Element and region data
* * *
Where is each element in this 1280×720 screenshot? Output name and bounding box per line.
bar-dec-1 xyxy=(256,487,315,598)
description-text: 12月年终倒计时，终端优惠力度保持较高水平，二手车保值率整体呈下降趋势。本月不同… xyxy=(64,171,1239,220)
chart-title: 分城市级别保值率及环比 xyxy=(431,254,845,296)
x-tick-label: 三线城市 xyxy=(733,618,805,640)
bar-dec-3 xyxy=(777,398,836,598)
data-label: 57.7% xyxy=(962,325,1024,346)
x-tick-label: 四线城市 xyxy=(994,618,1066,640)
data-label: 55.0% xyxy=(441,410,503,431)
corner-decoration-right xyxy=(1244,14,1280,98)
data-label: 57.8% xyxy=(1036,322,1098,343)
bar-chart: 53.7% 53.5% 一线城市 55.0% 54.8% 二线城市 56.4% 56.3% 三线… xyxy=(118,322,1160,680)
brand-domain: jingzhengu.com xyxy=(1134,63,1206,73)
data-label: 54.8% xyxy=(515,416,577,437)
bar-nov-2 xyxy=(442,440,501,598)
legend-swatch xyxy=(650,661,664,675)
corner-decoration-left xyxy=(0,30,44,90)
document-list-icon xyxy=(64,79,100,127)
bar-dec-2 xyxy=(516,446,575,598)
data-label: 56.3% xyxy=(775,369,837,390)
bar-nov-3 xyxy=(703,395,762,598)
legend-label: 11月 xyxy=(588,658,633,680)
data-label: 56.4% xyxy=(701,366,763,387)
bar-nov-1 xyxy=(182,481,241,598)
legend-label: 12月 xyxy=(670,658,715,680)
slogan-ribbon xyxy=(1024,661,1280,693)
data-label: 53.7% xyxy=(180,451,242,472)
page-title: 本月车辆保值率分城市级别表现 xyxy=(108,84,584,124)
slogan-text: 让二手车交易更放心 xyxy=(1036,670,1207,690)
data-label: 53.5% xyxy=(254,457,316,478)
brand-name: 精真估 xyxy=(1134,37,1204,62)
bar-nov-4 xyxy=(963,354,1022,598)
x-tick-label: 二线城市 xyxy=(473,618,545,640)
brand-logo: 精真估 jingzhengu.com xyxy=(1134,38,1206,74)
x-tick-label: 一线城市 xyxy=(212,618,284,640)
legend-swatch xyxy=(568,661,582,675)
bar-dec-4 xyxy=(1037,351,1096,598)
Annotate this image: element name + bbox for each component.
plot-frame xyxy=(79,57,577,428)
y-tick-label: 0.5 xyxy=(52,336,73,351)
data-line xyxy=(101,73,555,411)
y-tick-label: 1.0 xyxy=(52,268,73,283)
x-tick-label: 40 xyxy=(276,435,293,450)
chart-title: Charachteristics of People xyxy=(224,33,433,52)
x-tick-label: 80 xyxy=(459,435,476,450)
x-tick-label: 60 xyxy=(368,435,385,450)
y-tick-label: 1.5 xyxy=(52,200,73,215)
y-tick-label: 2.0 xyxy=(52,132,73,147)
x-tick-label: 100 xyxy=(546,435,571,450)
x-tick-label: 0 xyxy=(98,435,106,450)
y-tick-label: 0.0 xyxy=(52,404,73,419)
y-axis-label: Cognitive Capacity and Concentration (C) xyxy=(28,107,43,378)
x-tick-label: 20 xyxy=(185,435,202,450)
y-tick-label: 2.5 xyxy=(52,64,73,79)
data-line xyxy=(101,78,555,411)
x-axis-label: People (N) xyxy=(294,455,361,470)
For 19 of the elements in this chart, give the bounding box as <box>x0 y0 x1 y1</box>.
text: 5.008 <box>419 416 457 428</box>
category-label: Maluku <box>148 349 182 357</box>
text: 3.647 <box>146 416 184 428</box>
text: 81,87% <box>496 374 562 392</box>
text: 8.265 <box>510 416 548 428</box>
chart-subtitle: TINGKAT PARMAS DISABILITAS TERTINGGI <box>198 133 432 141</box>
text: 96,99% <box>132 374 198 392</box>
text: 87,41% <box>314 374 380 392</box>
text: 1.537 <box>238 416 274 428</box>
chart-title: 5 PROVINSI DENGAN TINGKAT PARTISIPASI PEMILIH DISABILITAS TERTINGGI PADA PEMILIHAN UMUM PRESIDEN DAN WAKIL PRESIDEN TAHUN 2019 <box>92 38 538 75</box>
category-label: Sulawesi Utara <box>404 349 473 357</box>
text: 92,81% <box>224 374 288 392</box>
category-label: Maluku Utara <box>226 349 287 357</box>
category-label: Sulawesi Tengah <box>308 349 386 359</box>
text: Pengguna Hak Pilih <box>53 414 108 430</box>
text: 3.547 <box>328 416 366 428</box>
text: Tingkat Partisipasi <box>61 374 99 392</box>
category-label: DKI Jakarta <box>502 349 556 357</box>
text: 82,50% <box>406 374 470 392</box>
* * *
## Written request
Copy all of the entries above verbatim, line by line.

## Exercise response
Where is each element in this 1280×720 screenshot? Output name and bounding box per line.
bar-dec-1 xyxy=(256,487,315,598)
description-text: 12月年终倒计时，终端优惠力度保持较高水平，二手车保值率整体呈下降趋势。本月不同… xyxy=(64,171,1239,220)
chart-title: 分城市级别保值率及环比 xyxy=(431,254,845,296)
x-tick-label: 三线城市 xyxy=(733,618,805,640)
bar-dec-3 xyxy=(777,398,836,598)
data-label: 57.7% xyxy=(962,325,1024,346)
x-tick-label: 四线城市 xyxy=(994,618,1066,640)
data-label: 55.0% xyxy=(441,410,503,431)
corner-decoration-right xyxy=(1244,14,1280,98)
data-label: 57.8% xyxy=(1036,322,1098,343)
bar-chart: 53.7% 53.5% 一线城市 55.0% 54.8% 二线城市 56.4% 56.3% 三线… xyxy=(118,322,1160,680)
brand-domain: jingzhengu.com xyxy=(1134,63,1206,73)
data-label: 54.8% xyxy=(515,416,577,437)
bar-nov-2 xyxy=(442,440,501,598)
legend-swatch xyxy=(650,661,664,675)
corner-decoration-left xyxy=(0,30,44,90)
document-list-icon xyxy=(64,79,100,127)
bar-dec-2 xyxy=(516,446,575,598)
data-label: 56.3% xyxy=(775,369,837,390)
bar-nov-3 xyxy=(703,395,762,598)
legend-label: 11月 xyxy=(588,658,633,680)
data-label: 56.4% xyxy=(701,366,763,387)
bar-nov-1 xyxy=(182,481,241,598)
legend-label: 12月 xyxy=(670,658,715,680)
slogan-ribbon xyxy=(1024,661,1280,693)
data-label: 53.7% xyxy=(180,451,242,472)
page-title: 本月车辆保值率分城市级别表现 xyxy=(108,84,584,124)
slogan-text: 让二手车交易更放心 xyxy=(1036,670,1207,690)
data-label: 53.5% xyxy=(254,457,316,478)
brand-name: 精真估 xyxy=(1134,37,1204,62)
bar-nov-4 xyxy=(963,354,1022,598)
x-tick-label: 二线城市 xyxy=(473,618,545,640)
brand-logo: 精真估 jingzhengu.com xyxy=(1134,38,1206,74)
x-tick-label: 一线城市 xyxy=(212,618,284,640)
legend-swatch xyxy=(568,661,582,675)
bar-dec-4 xyxy=(1037,351,1096,598)
Annotate this image: element name + bbox for each component.
plot-frame xyxy=(79,57,577,428)
y-tick-label: 0.5 xyxy=(52,336,73,351)
data-line xyxy=(101,73,555,411)
y-tick-label: 1.0 xyxy=(52,268,73,283)
x-tick-label: 40 xyxy=(276,435,293,450)
chart-title: Charachteristics of People xyxy=(224,33,433,52)
x-tick-label: 80 xyxy=(459,435,476,450)
x-tick-label: 60 xyxy=(368,435,385,450)
y-tick-label: 1.5 xyxy=(52,200,73,215)
y-tick-label: 2.0 xyxy=(52,132,73,147)
x-tick-label: 100 xyxy=(546,435,571,450)
x-tick-label: 0 xyxy=(98,435,106,450)
y-tick-label: 0.0 xyxy=(52,404,73,419)
y-axis-label: Cognitive Capacity and Concentration (C) xyxy=(28,107,43,378)
x-tick-label: 20 xyxy=(185,435,202,450)
y-tick-label: 2.5 xyxy=(52,64,73,79)
data-line xyxy=(101,78,555,411)
x-axis-label: People (N) xyxy=(294,455,361,470)
For 19 of the elements in this chart, give the bounding box as <box>x0 y0 x1 y1</box>.
text: 5.008 <box>419 416 457 428</box>
category-label: Maluku <box>148 349 182 357</box>
text: 3.647 <box>146 416 184 428</box>
text: 81,87% <box>496 374 562 392</box>
text: 8.265 <box>510 416 548 428</box>
chart-subtitle: TINGKAT PARMAS DISABILITAS TERTINGGI <box>198 133 432 141</box>
text: 96,99% <box>132 374 198 392</box>
text: 87,41% <box>314 374 380 392</box>
text: 1.537 <box>238 416 274 428</box>
chart-title: 5 PROVINSI DENGAN TINGKAT PARTISIPASI PEMILIH DISABILITAS TERTINGGI PADA PEMILIHAN UMUM PRESIDEN DAN WAKIL PRESIDEN TAHUN 2019 <box>92 38 538 75</box>
category-label: Sulawesi Utara <box>404 349 473 357</box>
text: 92,81% <box>224 374 288 392</box>
category-label: Maluku Utara <box>226 349 287 357</box>
category-label: Sulawesi Tengah <box>308 349 386 359</box>
text: Pengguna Hak Pilih <box>53 414 108 430</box>
text: 3.547 <box>328 416 366 428</box>
text: Tingkat Partisipasi <box>61 374 99 392</box>
category-label: DKI Jakarta <box>502 349 556 357</box>
text: 82,50% <box>406 374 470 392</box>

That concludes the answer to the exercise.